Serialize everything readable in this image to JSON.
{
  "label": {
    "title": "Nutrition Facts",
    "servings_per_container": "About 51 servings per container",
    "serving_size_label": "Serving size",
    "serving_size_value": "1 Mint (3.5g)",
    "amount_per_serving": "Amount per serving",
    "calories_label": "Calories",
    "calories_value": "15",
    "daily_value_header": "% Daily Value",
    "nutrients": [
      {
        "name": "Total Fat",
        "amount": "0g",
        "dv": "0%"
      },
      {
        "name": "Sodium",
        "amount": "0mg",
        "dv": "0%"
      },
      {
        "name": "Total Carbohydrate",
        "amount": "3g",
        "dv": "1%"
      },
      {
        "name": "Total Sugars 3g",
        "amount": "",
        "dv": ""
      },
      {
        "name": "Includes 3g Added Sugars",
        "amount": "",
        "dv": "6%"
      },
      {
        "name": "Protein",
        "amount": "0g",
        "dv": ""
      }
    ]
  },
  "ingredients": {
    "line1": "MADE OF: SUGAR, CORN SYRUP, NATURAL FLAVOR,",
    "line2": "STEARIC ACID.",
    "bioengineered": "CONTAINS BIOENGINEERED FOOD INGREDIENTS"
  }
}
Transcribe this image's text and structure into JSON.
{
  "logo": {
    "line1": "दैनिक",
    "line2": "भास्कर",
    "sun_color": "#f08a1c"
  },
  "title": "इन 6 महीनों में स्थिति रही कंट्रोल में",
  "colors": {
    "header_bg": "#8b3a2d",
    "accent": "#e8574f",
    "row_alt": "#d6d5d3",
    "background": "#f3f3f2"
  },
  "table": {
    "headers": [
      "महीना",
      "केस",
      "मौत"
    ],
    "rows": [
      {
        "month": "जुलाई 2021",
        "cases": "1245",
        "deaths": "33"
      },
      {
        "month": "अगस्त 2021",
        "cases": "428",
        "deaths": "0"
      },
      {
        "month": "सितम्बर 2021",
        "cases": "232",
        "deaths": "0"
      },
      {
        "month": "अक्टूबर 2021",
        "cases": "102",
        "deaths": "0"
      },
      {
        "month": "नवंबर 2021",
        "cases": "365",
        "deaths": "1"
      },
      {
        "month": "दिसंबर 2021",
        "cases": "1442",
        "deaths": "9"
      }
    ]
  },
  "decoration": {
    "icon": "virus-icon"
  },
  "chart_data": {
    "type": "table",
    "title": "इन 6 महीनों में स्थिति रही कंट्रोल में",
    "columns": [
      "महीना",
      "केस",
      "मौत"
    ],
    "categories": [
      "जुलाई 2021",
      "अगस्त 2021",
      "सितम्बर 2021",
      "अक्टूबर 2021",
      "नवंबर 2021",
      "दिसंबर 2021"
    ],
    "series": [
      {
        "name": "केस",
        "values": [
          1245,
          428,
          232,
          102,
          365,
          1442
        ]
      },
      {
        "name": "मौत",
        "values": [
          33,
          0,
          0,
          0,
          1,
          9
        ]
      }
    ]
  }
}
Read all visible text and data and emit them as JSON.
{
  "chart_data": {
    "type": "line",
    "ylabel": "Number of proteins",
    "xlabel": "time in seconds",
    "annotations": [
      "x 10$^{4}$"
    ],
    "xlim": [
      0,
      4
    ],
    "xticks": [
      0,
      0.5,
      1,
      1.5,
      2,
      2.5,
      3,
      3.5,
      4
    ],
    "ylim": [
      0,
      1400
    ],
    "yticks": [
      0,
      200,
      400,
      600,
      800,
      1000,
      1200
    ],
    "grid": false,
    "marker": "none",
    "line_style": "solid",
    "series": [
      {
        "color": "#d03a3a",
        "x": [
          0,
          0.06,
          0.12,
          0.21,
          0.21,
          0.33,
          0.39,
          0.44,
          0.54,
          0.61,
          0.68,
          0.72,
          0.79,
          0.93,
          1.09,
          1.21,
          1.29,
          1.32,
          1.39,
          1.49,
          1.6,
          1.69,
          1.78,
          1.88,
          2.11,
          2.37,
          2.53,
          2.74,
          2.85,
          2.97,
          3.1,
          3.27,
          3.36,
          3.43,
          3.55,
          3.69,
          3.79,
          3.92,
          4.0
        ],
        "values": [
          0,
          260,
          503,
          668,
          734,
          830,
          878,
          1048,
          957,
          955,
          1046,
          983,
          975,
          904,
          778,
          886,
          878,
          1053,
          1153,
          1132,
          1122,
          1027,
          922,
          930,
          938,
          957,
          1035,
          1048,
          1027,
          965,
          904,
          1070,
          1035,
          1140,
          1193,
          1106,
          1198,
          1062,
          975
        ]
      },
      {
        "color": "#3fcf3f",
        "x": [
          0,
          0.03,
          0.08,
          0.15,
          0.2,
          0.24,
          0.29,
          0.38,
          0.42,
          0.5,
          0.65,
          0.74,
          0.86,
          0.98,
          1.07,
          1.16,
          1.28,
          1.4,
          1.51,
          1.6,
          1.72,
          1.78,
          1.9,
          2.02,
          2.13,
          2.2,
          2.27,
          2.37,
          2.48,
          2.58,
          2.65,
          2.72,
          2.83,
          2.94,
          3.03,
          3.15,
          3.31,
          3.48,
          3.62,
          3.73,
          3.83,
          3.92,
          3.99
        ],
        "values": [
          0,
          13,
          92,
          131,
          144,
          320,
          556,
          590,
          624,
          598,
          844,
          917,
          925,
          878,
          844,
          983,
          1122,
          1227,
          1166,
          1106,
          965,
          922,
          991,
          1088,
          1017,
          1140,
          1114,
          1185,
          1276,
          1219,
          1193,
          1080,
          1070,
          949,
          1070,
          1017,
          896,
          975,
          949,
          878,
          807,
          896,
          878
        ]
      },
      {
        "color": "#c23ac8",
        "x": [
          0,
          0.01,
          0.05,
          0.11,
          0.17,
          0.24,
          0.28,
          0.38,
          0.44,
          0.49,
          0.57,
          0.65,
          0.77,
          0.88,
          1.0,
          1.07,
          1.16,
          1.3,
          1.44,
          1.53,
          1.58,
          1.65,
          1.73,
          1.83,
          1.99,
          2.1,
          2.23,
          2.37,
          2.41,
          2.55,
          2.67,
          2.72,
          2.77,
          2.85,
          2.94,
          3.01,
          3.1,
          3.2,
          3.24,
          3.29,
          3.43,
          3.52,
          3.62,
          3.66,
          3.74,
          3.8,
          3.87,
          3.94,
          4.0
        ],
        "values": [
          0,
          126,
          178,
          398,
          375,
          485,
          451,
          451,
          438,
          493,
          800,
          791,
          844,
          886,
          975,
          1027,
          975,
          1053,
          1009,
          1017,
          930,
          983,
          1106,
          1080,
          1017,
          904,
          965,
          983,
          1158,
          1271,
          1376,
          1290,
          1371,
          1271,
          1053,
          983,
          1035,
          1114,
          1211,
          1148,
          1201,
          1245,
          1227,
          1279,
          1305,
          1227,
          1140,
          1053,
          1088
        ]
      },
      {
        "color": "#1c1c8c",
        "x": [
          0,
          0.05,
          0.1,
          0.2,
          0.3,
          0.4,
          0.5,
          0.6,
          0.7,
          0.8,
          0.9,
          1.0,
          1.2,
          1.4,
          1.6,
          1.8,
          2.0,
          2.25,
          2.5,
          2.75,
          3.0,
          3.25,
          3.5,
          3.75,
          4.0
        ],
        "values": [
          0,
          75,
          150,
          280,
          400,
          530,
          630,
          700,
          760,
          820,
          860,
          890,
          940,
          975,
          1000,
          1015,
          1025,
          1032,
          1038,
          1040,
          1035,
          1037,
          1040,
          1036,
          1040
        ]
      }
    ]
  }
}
· · · · · · ·
__Exercise__.
Give the listing above again in full, exactly as written.

__Exercise result__.
Serialize everything readable in this image to JSON.
{
  "label": {
    "title": "Nutrition Facts",
    "servings_per_container": "About 51 servings per container",
    "serving_size_label": "Serving size",
    "serving_size_value": "1 Mint (3.5g)",
    "amount_per_serving": "Amount per serving",
    "calories_label": "Calories",
    "calories_value": "15",
    "daily_value_header": "% Daily Value",
    "nutrients": [
      {
        "name": "Total Fat",
        "amount": "0g",
        "dv": "0%"
      },
      {
        "name": "Sodium",
        "amount": "0mg",
        "dv": "0%"
      },
      {
        "name": "Total Carbohydrate",
        "amount": "3g",
        "dv": "1%"
      },
      {
        "name": "Total Sugars 3g",
        "amount": "",
        "dv": ""
      },
      {
        "name": "Includes 3g Added Sugars",
        "amount": "",
        "dv": "6%"
      },
      {
        "name": "Protein",
        "amount": "0g",
        "dv": ""
      }
    ]
  },
  "ingredients": {
    "line1": "MADE OF: SUGAR, CORN SYRUP, NATURAL FLAVOR,",
    "line2": "STEARIC ACID.",
    "bioengineered": "CONTAINS BIOENGINEERED FOOD INGREDIENTS"
  }
}
Transcribe this image's text and structure into JSON.
{
  "logo": {
    "line1": "दैनिक",
    "line2": "भास्कर",
    "sun_color": "#f08a1c"
  },
  "title": "इन 6 महीनों में स्थिति रही कंट्रोल में",
  "colors": {
    "header_bg": "#8b3a2d",
    "accent": "#e8574f",
    "row_alt": "#d6d5d3",
    "background": "#f3f3f2"
  },
  "table": {
    "headers": [
      "महीना",
      "केस",
      "मौत"
    ],
    "rows": [
      {
        "month": "जुलाई 2021",
        "cases": "1245",
        "deaths": "33"
      },
      {
        "month": "अगस्त 2021",
        "cases": "428",
        "deaths": "0"
      },
      {
        "month": "सितम्बर 2021",
        "cases": "232",
        "deaths": "0"
      },
      {
        "month": "अक्टूबर 2021",
        "cases": "102",
        "deaths": "0"
      },
      {
        "month": "नवंबर 2021",
        "cases": "365",
        "deaths": "1"
      },
      {
        "month": "दिसंबर 2021",
        "cases": "1442",
        "deaths": "9"
      }
    ]
  },
  "decoration": {
    "icon": "virus-icon"
  },
  "chart_data": {
    "type": "table",
    "title": "इन 6 महीनों में स्थिति रही कंट्रोल में",
    "columns": [
      "महीना",
      "केस",
      "मौत"
    ],
    "categories": [
      "जुलाई 2021",
      "अगस्त 2021",
      "सितम्बर 2021",
      "अक्टूबर 2021",
      "नवंबर 2021",
      "दिसंबर 2021"
    ],
    "series": [
      {
        "name": "केस",
        "values": [
          1245,
          428,
          232,
          102,
          365,
          1442
        ]
      },
      {
        "name": "मौत",
        "values": [
          33,
          0,
          0,
          0,
          1,
          9
        ]
      }
    ]
  }
}
Read all visible text and data and emit them as JSON.
{
  "chart_data": {
    "type": "line",
    "ylabel": "Number of proteins",
    "xlabel": "time in seconds",
    "annotations": [
      "x 10$^{4}$"
    ],
    "xlim": [
      0,
      4
    ],
    "xticks": [
      0,
      0.5,
      1,
      1.5,
      2,
      2.5,
      3,
      3.5,
      4
    ],
    "ylim": [
      0,
      1400
    ],
    "yticks": [
      0,
      200,
      400,
      600,
      800,
      1000,
      1200
    ],
    "grid": false,
    "marker": "none",
    "line_style": "solid",
    "series": [
      {
        "color": "#d03a3a",
        "x": [
          0,
          0.06,
          0.12,
          0.21,
          0.21,
          0.33,
          0.39,
          0.44,
          0.54,
          0.61,
          0.68,
          0.72,
          0.79,
          0.93,
          1.09,
          1.21,
          1.29,
          1.32,
          1.39,
          1.49,
          1.6,
          1.69,
          1.78,
          1.88,
          2.11,
          2.37,
          2.53,
          2.74,
          2.85,
          2.97,
          3.1,
          3.27,
          3.36,
          3.43,
          3.55,
          3.69,
          3.79,
          3.92,
          4.0
        ],
        "values": [
          0,
          260,
          503,
          668,
          734,
          830,
          878,
          1048,
          957,
          955,
          1046,
          983,
          975,
          904,
          778,
          886,
          878,
          1053,
          1153,
          1132,
          1122,
          1027,
          922,
          930,
          938,
          957,
          1035,
          1048,
          1027,
          965,
          904,
          1070,
          1035,
          1140,
          1193,
          1106,
          1198,
          1062,
          975
        ]
      },
      {
        "color": "#3fcf3f",
        "x": [
          0,
          0.03,
          0.08,
          0.15,
          0.2,
          0.24,
          0.29,
          0.38,
          0.42,
          0.5,
          0.65,
          0.74,
          0.86,
          0.98,
          1.07,
          1.16,
          1.28,
          1.4,
          1.51,
          1.6,
          1.72,
          1.78,
          1.9,
          2.02,
          2.13,
          2.2,
          2.27,
          2.37,
          2.48,
          2.58,
          2.65,
          2.72,
          2.83,
          2.94,
          3.03,
          3.15,
          3.31,
          3.48,
          3.62,
          3.73,
          3.83,
          3.92,
          3.99
        ],
        "values": [
          0,
          13,
          92,
          131,
          144,
          320,
          556,
          590,
          624,
          598,
          844,
          917,
          925,
          878,
          844,
          983,
          1122,
          1227,
          1166,
          1106,
          965,
          922,
          991,
          1088,
          1017,
          1140,
          1114,
          1185,
          1276,
          1219,
          1193,
          1080,
          1070,
          949,
          1070,
          1017,
          896,
          975,
          949,
          878,
          807,
          896,
          878
        ]
      },
      {
        "color": "#c23ac8",
        "x": [
          0,
          0.01,
          0.05,
          0.11,
          0.17,
          0.24,
          0.28,
          0.38,
          0.44,
          0.49,
          0.57,
          0.65,
          0.77,
          0.88,
          1.0,
          1.07,
          1.16,
          1.3,
          1.44,
          1.53,
          1.58,
          1.65,
          1.73,
          1.83,
          1.99,
          2.1,
          2.23,
          2.37,
          2.41,
          2.55,
          2.67,
          2.72,
          2.77,
          2.85,
          2.94,
          3.01,
          3.1,
          3.2,
          3.24,
          3.29,
          3.43,
          3.52,
          3.62,
          3.66,
          3.74,
          3.8,
          3.87,
          3.94,
          4.0
        ],
        "values": [
          0,
          126,
          178,
          398,
          375,
          485,
          451,
          451,
          438,
          493,
          800,
          791,
          844,
          886,
          975,
          1027,
          975,
          1053,
          1009,
          1017,
          930,
          983,
          1106,
          1080,
          1017,
          904,
          965,
          983,
          1158,
          1271,
          1376,
          1290,
          1371,
          1271,
          1053,
          983,
          1035,
          1114,
          1211,
          1148,
          1201,
          1245,
          1227,
          1279,
          1305,
          1227,
          1140,
          1053,
          1088
        ]
      },
      {
        "color": "#1c1c8c",
        "x": [
          0,
          0.05,
          0.1,
          0.2,
          0.3,
          0.4,
          0.5,
          0.6,
          0.7,
          0.8,
          0.9,
          1.0,
          1.2,
          1.4,
          1.6,
          1.8,
          2.0,
          2.25,
          2.5,
          2.75,
          3.0,
          3.25,
          3.5,
          3.75,
          4.0
        ],
        "values": [
          0,
          75,
          150,
          280,
          400,
          530,
          630,
          700,
          760,
          820,
          860,
          890,
          940,
          975,
          1000,
          1015,
          1025,
          1032,
          1038,
          1040,
          1035,
          1037,
          1040,
          1036,
          1040
        ]
      }
    ]
  }
}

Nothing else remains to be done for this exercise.